» TEXTE À LIRE

Le Temps des moissons est une poignante fresque travaillant l’intime et le collectif pour illustrer la bascule de la Chine rurale dans la modernité. C’est à voir cette semaine en salle distribué par ARP Sélection.

Chuang doit passer l’année de ses dix ans à la campagne, en famille mais sans ses parents, partis en ville chercher du travail. Le cycle des saisons, des mariages et des funérailles, le poids des traditions et l’attrait du progrès, rien n’échappe à l’enfant, notamment les silences de sa tante, une jeune femme qui aspire à une vie plus libre.

» DONNÉES FOURNIES
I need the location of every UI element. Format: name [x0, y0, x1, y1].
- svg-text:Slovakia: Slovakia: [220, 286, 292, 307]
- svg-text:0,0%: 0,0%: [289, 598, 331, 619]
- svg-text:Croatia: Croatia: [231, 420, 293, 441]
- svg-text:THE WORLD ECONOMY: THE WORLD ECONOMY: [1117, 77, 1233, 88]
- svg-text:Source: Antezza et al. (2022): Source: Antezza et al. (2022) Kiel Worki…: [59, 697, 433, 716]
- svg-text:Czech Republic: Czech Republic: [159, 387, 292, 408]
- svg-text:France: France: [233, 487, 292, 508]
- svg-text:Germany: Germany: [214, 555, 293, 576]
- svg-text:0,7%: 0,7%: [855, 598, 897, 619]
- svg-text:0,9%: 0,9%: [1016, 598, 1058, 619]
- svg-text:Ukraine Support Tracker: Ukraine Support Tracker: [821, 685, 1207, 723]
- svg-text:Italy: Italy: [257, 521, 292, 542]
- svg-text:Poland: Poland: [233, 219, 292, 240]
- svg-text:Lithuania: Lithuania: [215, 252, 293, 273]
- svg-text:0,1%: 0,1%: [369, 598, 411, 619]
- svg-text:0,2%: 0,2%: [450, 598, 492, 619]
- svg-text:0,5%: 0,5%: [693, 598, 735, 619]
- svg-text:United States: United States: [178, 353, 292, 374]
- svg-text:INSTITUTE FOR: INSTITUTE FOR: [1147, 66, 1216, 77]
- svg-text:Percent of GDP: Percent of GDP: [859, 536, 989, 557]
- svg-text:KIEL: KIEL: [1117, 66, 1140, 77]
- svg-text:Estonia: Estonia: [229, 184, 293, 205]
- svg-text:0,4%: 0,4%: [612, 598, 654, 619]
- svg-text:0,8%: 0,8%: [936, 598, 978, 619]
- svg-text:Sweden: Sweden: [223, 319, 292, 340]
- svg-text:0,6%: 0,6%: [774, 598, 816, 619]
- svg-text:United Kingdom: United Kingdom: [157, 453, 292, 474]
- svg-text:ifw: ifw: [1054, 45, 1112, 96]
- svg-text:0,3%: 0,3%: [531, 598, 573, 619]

» CONSIGNE
Écrivez la suite de la présentation du film Le Temps des moissons, en partant de sa dernière phrase.

» RÉPONSE CI-DESSOUS
Le Temps des moissons est une magnifique fresque rurale capturant, par le prisme intime, la Chine à un moment charnière de son histoire. Cette bascule se fait à travers le regard du jeune Chuang (Shang Wang), garçon de dix ans habitant avec ses grands-parents. Ceux-ci vivent les derniers feux de la politique rurale collectiviste de la Chine, amenée à s’inscrire dans une logique capitaliste avec l’industrialisation de l’exploitation et le produit de leur terre désormais livré de manière individuelle par les paysans. Le récit se déroule justement en 1991, année durant laquelle ces changements interviennent et l’ensemble revêt une dimension autobiographique et nostalgique pour le réalisateur.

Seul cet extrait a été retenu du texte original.